_GIVEN REQUEST_. Return all of the entries exactly as written.

----

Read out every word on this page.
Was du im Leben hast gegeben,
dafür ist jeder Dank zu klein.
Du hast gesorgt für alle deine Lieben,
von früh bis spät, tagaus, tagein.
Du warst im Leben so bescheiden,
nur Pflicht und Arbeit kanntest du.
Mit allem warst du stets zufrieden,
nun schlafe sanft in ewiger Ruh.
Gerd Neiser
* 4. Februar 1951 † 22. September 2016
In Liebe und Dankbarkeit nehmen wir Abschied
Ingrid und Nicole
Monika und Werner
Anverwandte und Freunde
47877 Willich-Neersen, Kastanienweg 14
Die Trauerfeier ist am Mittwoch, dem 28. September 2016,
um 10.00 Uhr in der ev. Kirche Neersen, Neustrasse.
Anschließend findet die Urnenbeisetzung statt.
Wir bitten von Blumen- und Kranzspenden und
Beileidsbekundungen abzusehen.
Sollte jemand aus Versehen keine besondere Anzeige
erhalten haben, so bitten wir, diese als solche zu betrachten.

----

_SOLUTION TO THIS PROBLEM_.
Read out every word on this page.
Was du im Leben hast gegeben,
dafür ist jeder Dank zu klein.
Du hast gesorgt für alle deine Lieben,
von früh bis spät, tagaus, tagein.
Du warst im Leben so bescheiden,
nur Pflicht und Arbeit kanntest du.
Mit allem warst du stets zufrieden,
nun schlafe sanft in ewiger Ruh.
Gerd Neiser
* 4. Februar 1951 † 22. September 2016
In Liebe und Dankbarkeit nehmen wir Abschied
Ingrid und Nicole
Monika und Werner
Anverwandte und Freunde
47877 Willich-Neersen, Kastanienweg 14
Die Trauerfeier ist am Mittwoch, dem 28. September 2016,
um 10.00 Uhr in der ev. Kirche Neersen, Neustrasse.
Anschließend findet die Urnenbeisetzung statt.
Wir bitten von Blumen- und Kranzspenden und
Beileidsbekundungen abzusehen.
Sollte jemand aus Versehen keine besondere Anzeige
erhalten haben, so bitten wir, diese als solche zu betrachten.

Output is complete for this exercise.